• Excerpt to read:
##**EDA Airbnb Listings Chicago & New orleans**

##**Introduction**

Welcome, In this Airbnb analysis we embark on a data analysis journey focused on Airbnb operations in two vibrant cities—Chicago and New Orleans. This Colab guides you through essential steps, from data download to cleaning and preparation, setting the stage for insightful visualizations using tools like Tableau.

##**Project Overview**

In this project, we delve into Airbnb listings data, exploring key attributes, handling null values, and preparing the data for visualization. The goal is to create a comprehensive BI dashboard using Tableau, offering a nuanced comparative examination of Airbnb's presence in Chicago and New Orleans.

##**Problem Statement:**

In the context of Airbnb operations, how can the utilisation of Tableau Desktop/Tableau Public/PowerBI facilitate a comprehensive comparative examination between Chicago and New Orleans, two diverse urban environments?

This inquiry seeks to leverage Tableau Desktop/Tableau Public/PowerBI's visual analytics capabilities to uncover and illustrate the shared attributes, disparities, and distinctive patterns inherent to Airbnb's presence in these cities, thus elevating the depth and insightfulness of the study.

• Extracted entries:
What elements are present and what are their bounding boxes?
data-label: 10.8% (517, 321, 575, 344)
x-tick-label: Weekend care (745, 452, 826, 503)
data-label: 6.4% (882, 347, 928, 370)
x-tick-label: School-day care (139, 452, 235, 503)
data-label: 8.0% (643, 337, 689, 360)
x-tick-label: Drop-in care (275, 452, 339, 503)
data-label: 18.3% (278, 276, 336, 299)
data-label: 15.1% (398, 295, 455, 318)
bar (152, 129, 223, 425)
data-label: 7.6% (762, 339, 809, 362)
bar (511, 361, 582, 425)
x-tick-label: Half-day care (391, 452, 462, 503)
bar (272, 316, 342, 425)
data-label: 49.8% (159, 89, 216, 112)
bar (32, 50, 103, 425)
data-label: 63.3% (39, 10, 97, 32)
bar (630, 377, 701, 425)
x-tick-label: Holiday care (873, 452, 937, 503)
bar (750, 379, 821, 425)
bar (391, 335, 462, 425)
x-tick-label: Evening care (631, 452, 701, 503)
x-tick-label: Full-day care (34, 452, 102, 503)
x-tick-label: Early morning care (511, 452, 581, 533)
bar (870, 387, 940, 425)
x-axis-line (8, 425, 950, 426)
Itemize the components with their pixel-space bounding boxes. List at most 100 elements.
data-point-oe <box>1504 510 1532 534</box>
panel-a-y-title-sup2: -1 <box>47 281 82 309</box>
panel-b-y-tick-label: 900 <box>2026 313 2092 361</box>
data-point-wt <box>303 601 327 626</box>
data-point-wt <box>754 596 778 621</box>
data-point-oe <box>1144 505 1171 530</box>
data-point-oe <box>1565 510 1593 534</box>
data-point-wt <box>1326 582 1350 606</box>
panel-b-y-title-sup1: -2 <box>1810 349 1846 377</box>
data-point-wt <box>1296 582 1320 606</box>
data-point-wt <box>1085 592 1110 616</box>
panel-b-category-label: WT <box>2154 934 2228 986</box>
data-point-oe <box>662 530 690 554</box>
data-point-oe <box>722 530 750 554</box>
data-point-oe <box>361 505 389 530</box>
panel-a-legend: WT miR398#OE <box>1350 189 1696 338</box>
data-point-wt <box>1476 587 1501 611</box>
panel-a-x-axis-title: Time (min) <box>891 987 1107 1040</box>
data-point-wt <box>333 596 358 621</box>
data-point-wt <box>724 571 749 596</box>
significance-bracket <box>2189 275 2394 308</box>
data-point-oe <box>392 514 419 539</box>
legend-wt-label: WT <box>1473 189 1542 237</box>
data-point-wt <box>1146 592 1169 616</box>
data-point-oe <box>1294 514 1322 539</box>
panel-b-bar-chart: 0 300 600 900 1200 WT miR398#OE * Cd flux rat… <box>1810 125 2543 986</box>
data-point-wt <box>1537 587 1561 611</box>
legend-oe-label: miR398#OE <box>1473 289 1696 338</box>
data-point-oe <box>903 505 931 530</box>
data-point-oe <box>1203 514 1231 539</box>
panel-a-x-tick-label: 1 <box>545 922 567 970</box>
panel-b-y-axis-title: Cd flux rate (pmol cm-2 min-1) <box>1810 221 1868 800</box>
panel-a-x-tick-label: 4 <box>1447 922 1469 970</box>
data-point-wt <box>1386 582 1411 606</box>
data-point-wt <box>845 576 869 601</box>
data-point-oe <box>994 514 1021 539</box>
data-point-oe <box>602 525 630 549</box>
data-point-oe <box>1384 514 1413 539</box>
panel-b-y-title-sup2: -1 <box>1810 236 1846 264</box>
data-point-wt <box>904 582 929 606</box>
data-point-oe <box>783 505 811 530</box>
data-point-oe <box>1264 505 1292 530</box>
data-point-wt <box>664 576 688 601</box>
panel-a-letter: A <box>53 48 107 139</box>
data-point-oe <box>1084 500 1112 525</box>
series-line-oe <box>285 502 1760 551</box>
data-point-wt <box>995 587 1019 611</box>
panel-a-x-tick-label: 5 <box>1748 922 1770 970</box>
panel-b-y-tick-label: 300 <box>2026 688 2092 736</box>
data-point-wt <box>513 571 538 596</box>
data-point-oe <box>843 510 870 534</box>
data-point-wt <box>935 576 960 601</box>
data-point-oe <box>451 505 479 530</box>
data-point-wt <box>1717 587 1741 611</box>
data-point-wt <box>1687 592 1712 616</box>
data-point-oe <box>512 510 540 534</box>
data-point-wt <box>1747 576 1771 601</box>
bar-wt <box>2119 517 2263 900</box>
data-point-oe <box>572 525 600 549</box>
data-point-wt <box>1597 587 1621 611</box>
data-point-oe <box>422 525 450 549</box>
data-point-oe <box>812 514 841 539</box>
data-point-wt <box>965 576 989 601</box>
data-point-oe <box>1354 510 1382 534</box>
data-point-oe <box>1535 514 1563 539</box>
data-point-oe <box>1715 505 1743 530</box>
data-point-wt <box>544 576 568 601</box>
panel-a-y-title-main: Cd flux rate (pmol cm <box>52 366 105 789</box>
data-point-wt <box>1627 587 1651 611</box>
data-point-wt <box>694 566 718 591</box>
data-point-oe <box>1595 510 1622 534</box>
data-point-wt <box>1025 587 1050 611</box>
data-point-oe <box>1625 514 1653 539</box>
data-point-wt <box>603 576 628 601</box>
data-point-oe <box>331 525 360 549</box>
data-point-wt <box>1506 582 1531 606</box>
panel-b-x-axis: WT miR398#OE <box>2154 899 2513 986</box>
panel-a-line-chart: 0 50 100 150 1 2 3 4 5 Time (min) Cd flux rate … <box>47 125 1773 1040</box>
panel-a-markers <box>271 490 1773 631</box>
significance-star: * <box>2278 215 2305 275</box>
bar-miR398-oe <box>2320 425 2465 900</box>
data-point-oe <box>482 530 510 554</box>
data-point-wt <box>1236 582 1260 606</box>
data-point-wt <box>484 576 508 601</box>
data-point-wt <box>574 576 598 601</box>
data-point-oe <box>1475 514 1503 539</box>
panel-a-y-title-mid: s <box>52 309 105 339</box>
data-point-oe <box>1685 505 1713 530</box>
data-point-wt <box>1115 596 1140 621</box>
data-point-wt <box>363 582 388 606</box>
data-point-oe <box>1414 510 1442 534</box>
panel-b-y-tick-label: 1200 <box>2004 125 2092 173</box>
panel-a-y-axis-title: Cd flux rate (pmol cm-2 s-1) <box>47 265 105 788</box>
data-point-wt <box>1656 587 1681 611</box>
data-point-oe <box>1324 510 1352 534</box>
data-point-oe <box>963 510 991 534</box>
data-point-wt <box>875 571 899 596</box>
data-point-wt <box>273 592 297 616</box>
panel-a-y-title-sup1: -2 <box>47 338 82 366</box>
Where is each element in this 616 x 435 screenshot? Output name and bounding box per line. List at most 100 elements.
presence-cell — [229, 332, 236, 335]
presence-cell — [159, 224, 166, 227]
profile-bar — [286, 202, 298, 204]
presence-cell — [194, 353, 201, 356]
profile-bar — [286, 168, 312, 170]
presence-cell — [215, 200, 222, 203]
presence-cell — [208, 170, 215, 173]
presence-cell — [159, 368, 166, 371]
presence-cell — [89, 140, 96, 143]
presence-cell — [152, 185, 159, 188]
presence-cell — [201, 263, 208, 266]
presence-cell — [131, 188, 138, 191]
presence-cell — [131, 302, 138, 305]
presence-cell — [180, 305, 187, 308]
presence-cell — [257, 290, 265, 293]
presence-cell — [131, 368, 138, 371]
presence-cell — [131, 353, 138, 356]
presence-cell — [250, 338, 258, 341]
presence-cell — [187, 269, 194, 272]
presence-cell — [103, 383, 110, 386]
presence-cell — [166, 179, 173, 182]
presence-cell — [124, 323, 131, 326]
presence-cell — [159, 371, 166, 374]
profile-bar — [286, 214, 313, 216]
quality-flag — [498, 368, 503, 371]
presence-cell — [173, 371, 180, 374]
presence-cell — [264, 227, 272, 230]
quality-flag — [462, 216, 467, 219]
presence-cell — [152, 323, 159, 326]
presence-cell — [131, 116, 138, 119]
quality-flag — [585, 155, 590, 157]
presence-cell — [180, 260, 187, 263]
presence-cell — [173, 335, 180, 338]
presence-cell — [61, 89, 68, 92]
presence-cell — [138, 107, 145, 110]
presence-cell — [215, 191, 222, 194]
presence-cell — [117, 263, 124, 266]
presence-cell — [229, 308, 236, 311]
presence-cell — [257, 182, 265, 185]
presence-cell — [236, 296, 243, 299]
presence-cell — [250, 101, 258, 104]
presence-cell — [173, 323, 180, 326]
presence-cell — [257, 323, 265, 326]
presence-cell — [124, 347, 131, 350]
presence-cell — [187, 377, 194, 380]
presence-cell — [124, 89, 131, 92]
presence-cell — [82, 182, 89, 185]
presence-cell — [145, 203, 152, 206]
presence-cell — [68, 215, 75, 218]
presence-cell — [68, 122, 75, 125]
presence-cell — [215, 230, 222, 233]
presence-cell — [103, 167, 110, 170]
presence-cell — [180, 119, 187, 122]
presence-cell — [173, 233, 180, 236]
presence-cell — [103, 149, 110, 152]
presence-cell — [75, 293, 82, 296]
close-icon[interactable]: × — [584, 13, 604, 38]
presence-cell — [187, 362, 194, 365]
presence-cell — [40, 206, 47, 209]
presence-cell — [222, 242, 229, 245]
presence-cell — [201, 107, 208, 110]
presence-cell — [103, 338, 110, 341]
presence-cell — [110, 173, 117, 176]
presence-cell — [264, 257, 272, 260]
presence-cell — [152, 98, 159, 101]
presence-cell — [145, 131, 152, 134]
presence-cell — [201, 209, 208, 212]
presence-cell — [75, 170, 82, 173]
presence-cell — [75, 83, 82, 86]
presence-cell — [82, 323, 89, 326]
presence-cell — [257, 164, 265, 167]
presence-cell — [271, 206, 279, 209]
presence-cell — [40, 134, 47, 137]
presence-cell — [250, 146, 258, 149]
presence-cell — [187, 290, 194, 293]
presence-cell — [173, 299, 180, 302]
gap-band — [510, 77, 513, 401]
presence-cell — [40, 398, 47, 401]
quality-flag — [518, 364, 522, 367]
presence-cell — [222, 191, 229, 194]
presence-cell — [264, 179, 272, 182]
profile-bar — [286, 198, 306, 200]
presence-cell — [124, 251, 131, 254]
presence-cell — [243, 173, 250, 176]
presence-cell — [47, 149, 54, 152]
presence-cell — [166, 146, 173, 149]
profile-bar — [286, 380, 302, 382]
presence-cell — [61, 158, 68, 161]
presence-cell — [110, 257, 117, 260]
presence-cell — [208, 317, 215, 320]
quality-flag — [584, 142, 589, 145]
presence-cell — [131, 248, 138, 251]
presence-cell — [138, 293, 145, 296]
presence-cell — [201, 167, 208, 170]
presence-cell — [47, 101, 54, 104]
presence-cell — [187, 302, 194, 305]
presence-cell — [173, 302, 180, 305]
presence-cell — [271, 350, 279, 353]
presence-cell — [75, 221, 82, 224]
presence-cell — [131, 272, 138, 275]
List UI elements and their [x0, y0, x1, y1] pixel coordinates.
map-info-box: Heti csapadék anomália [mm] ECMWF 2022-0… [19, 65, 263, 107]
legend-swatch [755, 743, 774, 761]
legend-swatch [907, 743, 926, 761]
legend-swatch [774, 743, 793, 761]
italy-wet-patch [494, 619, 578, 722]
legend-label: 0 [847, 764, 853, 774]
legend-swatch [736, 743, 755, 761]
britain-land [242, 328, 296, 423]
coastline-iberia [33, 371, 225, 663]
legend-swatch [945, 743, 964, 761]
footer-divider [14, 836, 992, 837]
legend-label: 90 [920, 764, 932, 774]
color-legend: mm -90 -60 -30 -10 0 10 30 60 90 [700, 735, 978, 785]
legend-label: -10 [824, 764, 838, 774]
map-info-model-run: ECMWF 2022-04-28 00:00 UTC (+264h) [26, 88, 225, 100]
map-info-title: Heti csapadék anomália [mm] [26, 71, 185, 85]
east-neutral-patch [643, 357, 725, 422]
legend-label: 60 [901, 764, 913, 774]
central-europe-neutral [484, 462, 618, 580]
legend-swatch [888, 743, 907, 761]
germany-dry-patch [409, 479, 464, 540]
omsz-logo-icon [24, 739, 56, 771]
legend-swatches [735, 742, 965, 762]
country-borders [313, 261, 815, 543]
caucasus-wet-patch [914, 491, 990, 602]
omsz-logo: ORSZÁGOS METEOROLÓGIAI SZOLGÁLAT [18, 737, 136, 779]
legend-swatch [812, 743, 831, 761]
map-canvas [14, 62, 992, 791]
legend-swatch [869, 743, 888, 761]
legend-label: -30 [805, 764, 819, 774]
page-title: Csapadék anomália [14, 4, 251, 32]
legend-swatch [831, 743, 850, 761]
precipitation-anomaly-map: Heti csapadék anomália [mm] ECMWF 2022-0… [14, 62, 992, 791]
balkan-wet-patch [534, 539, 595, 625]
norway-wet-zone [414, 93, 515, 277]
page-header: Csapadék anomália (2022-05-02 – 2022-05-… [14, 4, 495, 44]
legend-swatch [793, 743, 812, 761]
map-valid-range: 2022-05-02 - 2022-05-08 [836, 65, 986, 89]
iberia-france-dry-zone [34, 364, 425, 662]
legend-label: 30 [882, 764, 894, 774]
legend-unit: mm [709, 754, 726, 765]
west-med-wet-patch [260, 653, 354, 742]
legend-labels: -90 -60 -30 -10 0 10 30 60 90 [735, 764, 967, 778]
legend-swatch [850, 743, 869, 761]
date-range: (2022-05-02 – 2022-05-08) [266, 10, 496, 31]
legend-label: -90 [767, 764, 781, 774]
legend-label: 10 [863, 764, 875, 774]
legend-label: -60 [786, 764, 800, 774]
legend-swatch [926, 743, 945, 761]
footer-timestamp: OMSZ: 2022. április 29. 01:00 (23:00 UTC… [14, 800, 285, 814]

• Work instructions:
1. Write out the passage from the Airbnb analysis introduction word for word, starting with "##**Project Overview**" and going on through "diverse urban environments?".
2. Repeat the records verbatim, starting with their first line and going on through the line with "x-tick-label: Holiday care", with both ends included and nothing else.

• Answers to the problems:
1.
##**Project Overview**

In this project, we delve into Airbnb listings data, exploring key attributes, handling null values, and preparing the data for visualization. The goal is to create a comprehensive BI dashboard using Tableau, offering a nuanced comparative examination of Airbnb's presence in Chicago and New Orleans.

##**Problem Statement:**

In the context of Airbnb operations, how can the utilisation of Tableau Desktop/Tableau Public/PowerBI facilitate a comprehensive comparative examination between Chicago and New Orleans, two diverse urban environments?

2.
What elements are present and what are their bounding boxes?
data-label: 10.8% (517, 321, 575, 344)
x-tick-label: Weekend care (745, 452, 826, 503)
data-label: 6.4% (882, 347, 928, 370)
x-tick-label: School-day care (139, 452, 235, 503)
data-label: 8.0% (643, 337, 689, 360)
x-tick-label: Drop-in care (275, 452, 339, 503)
data-label: 18.3% (278, 276, 336, 299)
data-label: 15.1% (398, 295, 455, 318)
bar (152, 129, 223, 425)
data-label: 7.6% (762, 339, 809, 362)
bar (511, 361, 582, 425)
x-tick-label: Half-day care (391, 452, 462, 503)
bar (272, 316, 342, 425)
data-label: 49.8% (159, 89, 216, 112)
bar (32, 50, 103, 425)
data-label: 63.3% (39, 10, 97, 32)
bar (630, 377, 701, 425)
x-tick-label: Holiday care (873, 452, 937, 503)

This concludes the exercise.